**Dataset excerpts:**
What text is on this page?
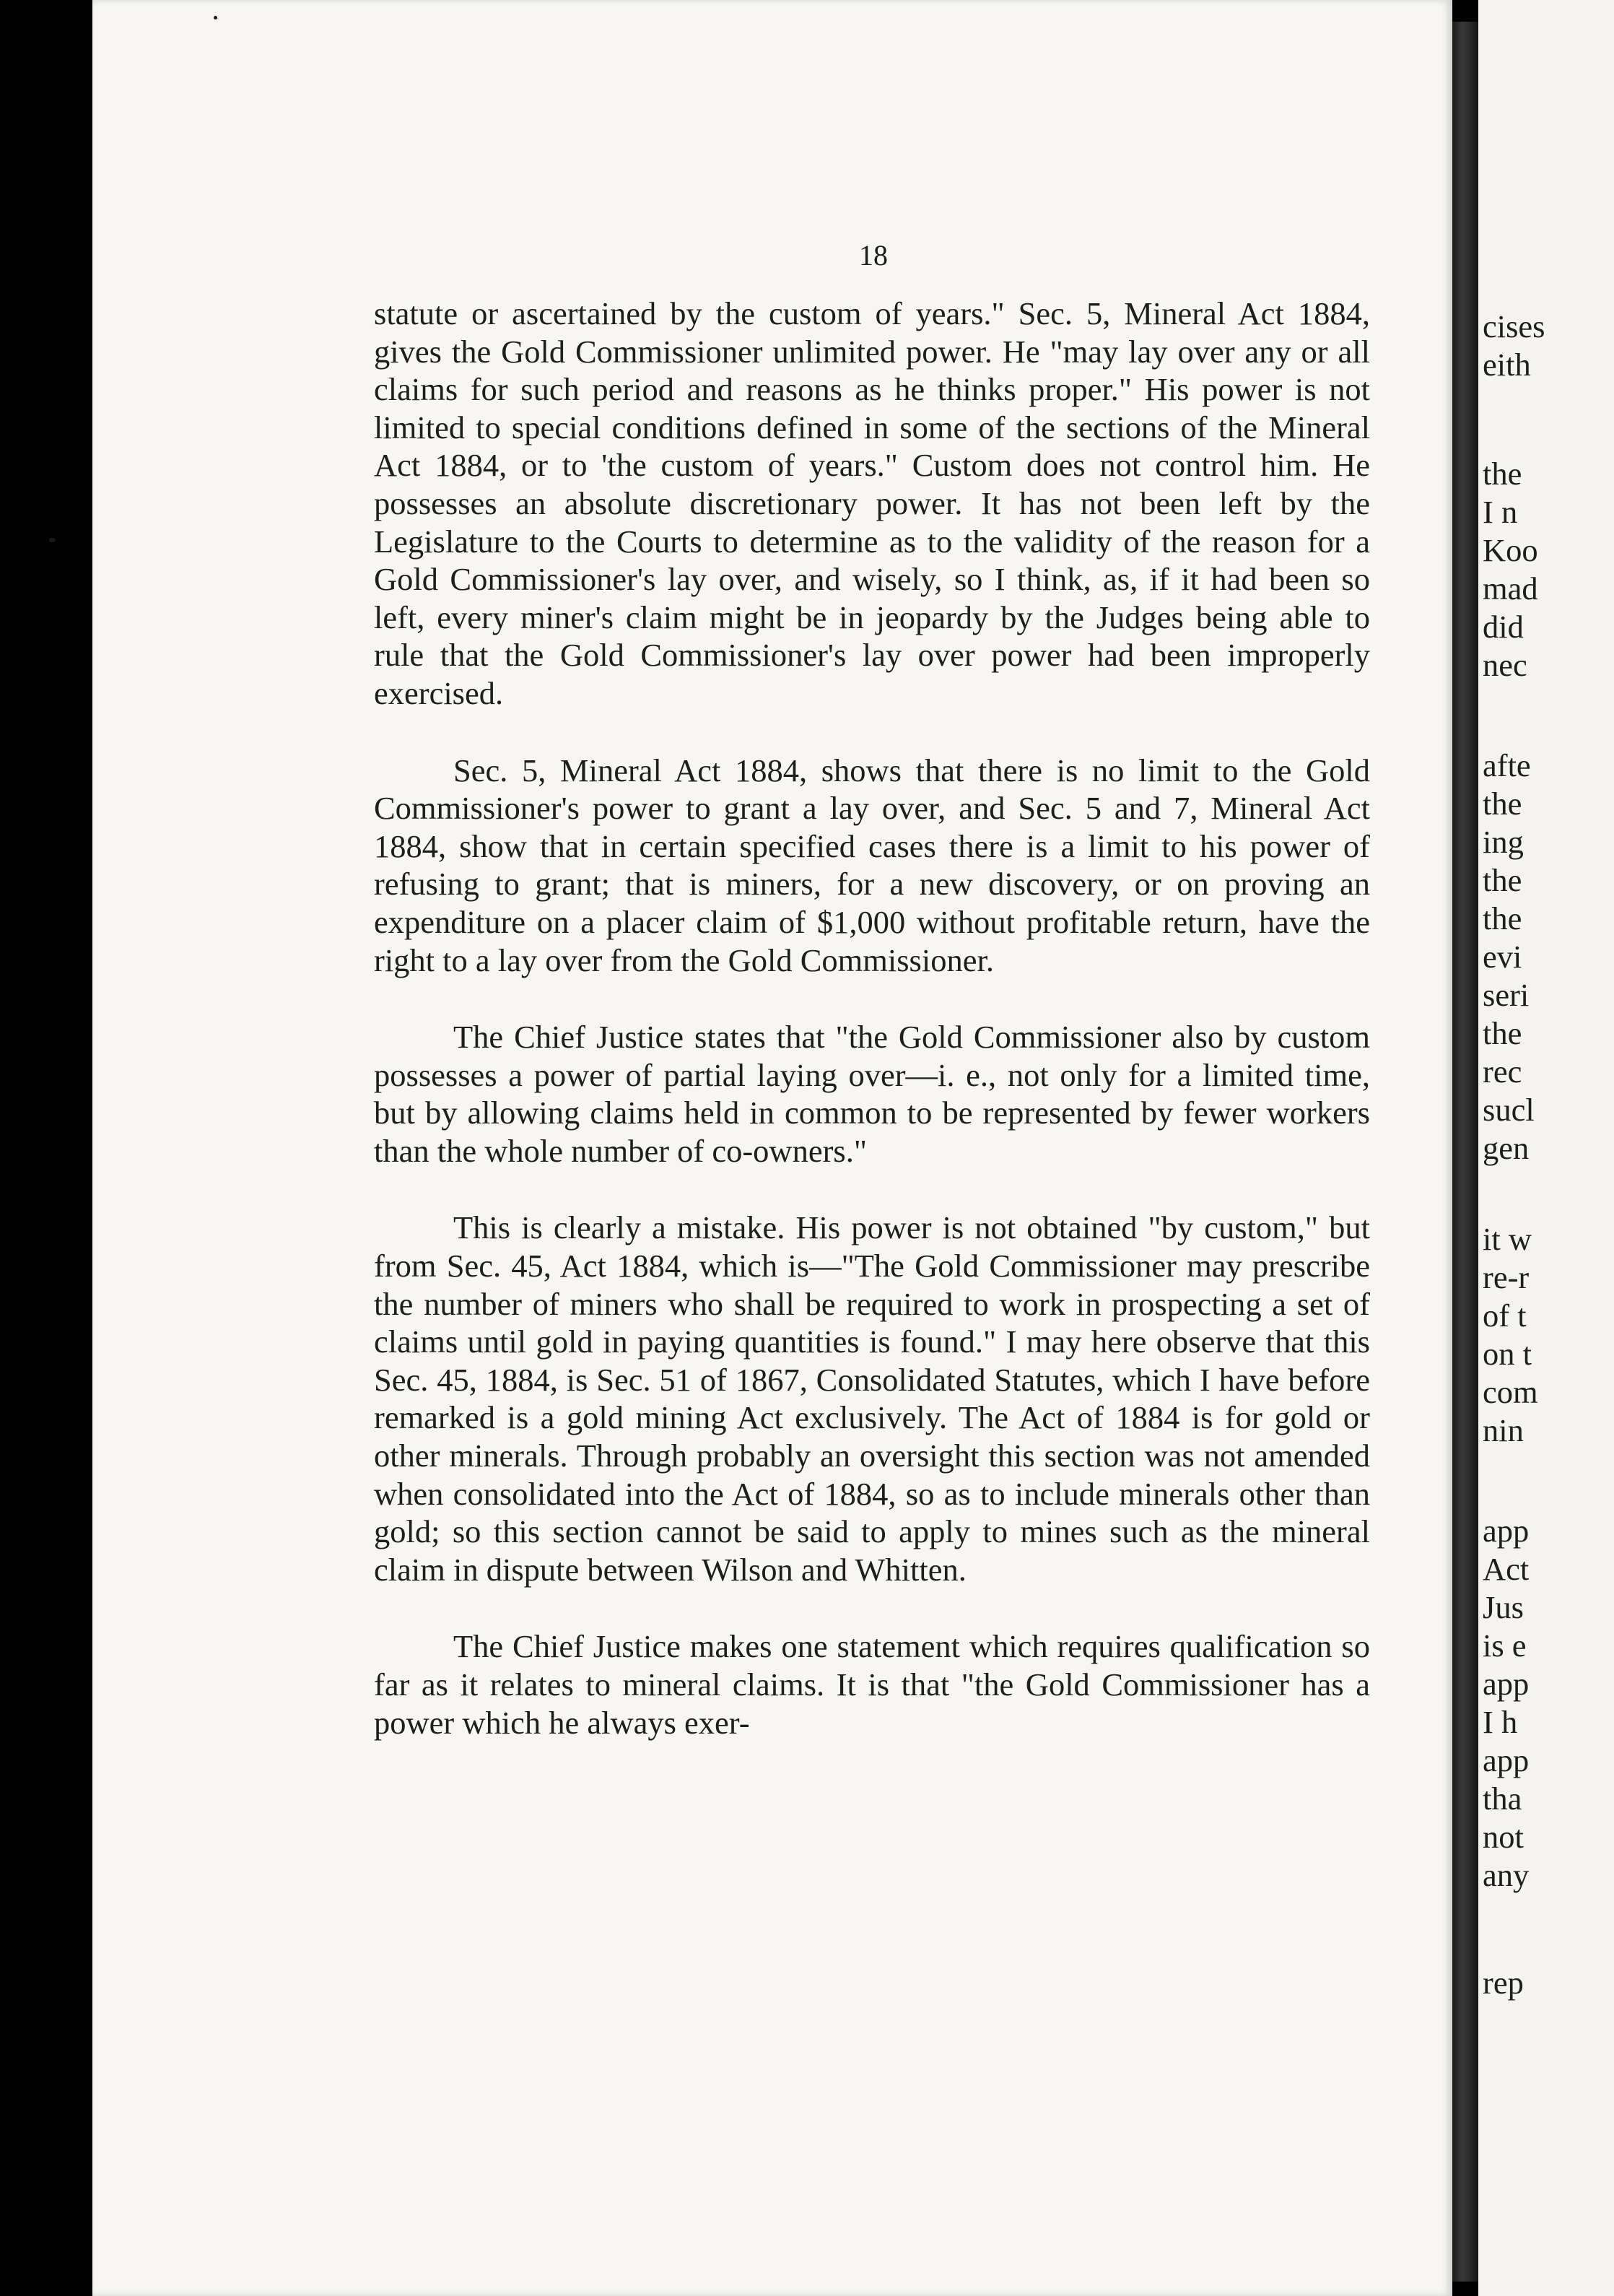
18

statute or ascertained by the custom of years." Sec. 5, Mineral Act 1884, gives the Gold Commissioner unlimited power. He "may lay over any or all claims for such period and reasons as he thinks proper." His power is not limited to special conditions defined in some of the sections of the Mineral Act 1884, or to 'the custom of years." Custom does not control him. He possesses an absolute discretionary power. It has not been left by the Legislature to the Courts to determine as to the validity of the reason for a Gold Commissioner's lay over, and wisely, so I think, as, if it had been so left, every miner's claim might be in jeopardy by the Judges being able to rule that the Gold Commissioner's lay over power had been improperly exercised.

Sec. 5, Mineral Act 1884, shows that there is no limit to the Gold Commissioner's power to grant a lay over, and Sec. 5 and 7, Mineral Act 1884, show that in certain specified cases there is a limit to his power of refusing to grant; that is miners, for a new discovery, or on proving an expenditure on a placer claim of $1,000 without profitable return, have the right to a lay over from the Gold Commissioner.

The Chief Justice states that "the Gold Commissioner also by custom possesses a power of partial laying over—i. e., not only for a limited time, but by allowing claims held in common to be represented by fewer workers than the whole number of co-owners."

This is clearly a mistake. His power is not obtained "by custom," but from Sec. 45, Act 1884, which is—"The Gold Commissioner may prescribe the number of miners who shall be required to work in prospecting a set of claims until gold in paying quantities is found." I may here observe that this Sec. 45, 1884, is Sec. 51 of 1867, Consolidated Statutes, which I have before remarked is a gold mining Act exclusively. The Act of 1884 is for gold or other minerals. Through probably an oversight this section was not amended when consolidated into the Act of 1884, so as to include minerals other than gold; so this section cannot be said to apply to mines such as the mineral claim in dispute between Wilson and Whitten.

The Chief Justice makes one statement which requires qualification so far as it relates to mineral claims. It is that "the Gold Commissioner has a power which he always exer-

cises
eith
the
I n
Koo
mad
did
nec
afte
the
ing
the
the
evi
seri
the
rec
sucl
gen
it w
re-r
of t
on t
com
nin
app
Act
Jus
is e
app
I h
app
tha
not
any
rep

---

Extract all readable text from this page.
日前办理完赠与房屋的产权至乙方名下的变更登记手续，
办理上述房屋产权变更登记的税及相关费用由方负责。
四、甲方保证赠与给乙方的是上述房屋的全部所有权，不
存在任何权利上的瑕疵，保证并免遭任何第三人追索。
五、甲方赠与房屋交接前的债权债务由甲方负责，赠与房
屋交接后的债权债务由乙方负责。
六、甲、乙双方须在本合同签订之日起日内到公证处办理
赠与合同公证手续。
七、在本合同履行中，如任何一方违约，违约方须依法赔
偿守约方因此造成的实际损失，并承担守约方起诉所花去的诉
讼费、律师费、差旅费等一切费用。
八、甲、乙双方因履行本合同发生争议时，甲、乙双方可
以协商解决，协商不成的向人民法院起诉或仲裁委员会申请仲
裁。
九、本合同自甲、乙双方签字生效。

**Aim:**
Filter the entries down to the lines with the word "number" in them.

**Complete output:**
The Chief Justice states that "the Gold Commissioner also by custom possesses a power of partial laying over—i. e., not only for a limited time, but by allowing claims held in common to be represented by fewer workers than the whole number of co-owners."
This is clearly a mistake. His power is not obtained "by custom," but from Sec. 45, Act 1884, which is—"The Gold Commissioner may prescribe the number of miners who shall be required to work in prospecting a set of claims until gold in paying quantities is found." I may here observe that this Sec. 45, 1884, is Sec. 51 of 1867, Consolidated Statutes, which I have before remarked is a gold mining Act exclusively. The Act of 1884 is for gold or other minerals. Through probably an oversight this section was not amended when consolidated into the Act of 1884, so as to include minerals other than gold; so this section cannot be said to apply to mines such as the mineral claim in dispute between Wilson and Whitten.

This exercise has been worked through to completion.